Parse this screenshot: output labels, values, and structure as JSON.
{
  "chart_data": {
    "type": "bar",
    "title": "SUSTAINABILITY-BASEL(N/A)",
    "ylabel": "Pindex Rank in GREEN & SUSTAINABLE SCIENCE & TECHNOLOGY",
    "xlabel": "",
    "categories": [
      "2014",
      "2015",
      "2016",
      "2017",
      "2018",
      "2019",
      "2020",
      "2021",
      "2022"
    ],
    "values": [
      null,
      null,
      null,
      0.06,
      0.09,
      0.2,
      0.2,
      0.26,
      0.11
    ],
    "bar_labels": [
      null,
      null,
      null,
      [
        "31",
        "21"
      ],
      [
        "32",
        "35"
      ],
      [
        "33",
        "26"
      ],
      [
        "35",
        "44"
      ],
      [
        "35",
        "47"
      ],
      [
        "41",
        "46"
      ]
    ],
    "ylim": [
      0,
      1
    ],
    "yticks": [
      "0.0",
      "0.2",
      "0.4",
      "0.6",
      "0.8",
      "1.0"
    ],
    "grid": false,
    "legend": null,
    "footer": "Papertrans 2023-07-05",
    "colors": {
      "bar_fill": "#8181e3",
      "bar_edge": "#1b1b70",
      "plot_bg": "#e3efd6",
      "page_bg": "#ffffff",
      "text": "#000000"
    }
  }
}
□ □ □ □ □
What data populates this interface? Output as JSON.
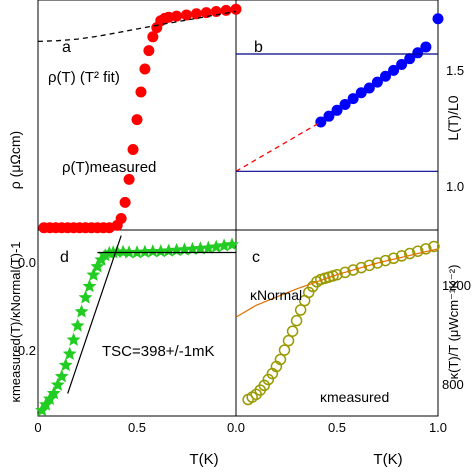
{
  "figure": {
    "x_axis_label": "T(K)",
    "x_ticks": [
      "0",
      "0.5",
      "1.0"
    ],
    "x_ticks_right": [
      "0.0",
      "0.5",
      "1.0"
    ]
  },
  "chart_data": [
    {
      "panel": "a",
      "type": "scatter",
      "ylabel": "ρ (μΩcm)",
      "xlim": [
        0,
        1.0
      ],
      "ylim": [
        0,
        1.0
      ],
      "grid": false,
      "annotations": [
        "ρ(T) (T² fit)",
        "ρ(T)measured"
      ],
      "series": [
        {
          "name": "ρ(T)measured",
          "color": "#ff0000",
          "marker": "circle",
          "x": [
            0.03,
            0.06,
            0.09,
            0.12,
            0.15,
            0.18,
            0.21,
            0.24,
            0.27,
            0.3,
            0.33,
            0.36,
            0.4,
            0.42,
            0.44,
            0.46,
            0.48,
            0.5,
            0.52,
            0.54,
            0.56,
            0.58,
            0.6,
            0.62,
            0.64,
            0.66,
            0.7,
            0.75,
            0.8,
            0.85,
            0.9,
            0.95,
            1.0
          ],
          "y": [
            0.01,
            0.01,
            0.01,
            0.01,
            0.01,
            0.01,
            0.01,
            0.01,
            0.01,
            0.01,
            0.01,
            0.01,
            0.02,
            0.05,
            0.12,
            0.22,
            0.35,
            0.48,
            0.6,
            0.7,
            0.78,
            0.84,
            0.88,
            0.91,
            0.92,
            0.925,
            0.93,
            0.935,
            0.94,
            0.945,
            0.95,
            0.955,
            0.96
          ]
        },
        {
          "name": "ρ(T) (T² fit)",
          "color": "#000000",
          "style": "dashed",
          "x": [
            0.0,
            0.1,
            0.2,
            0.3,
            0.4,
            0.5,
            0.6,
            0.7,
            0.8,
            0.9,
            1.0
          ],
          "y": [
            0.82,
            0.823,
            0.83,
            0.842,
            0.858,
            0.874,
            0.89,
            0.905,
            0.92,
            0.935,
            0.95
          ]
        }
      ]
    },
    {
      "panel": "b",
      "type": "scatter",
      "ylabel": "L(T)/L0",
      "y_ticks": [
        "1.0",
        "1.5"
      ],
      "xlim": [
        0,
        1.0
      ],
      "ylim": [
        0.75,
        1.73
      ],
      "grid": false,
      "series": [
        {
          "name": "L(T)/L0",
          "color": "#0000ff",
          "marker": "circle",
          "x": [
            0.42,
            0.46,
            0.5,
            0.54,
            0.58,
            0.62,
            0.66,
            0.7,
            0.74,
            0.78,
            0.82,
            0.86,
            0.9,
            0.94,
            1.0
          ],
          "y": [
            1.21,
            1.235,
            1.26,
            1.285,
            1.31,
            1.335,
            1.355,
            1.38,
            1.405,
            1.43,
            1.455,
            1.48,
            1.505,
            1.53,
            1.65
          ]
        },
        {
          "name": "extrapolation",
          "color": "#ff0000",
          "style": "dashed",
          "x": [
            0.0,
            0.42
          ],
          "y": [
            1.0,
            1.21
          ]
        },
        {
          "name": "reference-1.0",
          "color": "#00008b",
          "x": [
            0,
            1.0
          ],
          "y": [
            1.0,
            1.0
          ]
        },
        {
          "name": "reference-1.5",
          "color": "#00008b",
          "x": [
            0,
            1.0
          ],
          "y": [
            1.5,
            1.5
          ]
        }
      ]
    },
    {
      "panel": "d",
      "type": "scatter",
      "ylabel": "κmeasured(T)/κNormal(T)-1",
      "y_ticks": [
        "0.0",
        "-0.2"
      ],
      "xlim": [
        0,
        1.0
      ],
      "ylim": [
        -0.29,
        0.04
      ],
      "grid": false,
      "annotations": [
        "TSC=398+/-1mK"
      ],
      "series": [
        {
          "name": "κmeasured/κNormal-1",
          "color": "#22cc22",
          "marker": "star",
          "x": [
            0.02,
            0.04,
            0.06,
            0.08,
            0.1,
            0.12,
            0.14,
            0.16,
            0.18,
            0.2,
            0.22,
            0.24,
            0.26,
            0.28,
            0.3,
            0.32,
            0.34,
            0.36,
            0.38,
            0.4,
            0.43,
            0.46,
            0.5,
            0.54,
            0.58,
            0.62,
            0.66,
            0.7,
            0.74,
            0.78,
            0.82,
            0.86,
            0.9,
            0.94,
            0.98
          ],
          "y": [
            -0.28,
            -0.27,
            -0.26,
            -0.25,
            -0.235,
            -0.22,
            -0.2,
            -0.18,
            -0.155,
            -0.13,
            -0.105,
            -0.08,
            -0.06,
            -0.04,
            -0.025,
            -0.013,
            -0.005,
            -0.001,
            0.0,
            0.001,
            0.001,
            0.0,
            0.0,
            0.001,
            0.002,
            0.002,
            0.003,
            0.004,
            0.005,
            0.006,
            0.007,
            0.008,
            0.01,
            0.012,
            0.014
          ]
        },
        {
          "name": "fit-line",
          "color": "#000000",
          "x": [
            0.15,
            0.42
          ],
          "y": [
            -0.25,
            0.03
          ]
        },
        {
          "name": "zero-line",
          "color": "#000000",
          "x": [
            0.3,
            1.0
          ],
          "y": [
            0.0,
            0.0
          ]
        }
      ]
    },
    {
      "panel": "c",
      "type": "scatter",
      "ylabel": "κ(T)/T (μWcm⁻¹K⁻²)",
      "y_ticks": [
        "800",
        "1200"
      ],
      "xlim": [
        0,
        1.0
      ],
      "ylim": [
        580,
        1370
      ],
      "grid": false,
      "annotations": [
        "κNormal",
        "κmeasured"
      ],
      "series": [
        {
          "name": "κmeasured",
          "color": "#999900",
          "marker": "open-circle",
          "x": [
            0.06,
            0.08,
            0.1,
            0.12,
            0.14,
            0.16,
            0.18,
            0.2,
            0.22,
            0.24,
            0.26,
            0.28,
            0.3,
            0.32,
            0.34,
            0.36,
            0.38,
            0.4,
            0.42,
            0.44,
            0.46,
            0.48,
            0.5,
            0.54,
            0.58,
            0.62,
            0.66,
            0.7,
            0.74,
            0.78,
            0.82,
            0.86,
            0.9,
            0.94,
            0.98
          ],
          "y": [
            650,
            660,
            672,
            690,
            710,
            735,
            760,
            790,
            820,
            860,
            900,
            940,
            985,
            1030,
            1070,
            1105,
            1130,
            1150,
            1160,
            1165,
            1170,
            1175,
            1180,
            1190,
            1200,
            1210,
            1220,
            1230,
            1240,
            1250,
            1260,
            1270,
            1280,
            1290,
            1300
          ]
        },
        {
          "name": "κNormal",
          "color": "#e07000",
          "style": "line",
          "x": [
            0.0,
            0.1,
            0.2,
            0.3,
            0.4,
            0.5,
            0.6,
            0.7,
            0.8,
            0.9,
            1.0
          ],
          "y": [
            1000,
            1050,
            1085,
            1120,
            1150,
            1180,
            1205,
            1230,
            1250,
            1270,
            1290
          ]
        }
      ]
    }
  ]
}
□ □ □ □ □
→ **What to produce**: Copy each line in the data that holds the word "JSON".

→ **Answer to the problem**:
Parse this screenshot: output labels, values, and structure as JSON.
What data populates this interface? Output as JSON.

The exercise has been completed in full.